## YOUR OBJECTIVE
Copy, from the entries below, each line in which the string "text" appears.

— start of INPUT DATA —

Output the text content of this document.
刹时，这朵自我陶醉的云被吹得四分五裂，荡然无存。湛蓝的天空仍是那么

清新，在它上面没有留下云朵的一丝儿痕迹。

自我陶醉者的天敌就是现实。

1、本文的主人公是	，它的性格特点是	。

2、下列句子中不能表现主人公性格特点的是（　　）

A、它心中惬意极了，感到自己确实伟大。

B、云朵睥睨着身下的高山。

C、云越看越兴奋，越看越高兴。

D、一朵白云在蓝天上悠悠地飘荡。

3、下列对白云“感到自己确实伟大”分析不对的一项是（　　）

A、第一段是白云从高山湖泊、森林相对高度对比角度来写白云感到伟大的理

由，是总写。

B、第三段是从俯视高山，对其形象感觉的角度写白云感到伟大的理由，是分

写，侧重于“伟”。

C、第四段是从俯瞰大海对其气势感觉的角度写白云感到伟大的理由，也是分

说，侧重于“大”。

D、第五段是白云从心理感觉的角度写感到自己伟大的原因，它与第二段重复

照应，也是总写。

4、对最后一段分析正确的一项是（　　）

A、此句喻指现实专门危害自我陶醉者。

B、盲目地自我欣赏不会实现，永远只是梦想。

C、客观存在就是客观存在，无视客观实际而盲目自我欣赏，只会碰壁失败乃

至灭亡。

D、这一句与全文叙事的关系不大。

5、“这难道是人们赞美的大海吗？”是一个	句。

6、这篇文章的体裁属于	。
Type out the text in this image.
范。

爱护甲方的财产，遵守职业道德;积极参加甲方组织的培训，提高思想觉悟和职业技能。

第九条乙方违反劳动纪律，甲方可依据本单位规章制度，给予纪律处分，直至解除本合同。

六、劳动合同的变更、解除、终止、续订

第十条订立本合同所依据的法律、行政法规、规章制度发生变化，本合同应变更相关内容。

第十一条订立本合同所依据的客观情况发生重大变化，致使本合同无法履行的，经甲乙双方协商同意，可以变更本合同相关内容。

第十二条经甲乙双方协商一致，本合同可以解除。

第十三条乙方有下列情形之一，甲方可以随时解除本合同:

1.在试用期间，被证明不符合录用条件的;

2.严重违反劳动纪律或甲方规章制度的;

— end of INPUT DATA —

## EXPECTED ANSWER
Output the text content of this document.
Type out the text in this image.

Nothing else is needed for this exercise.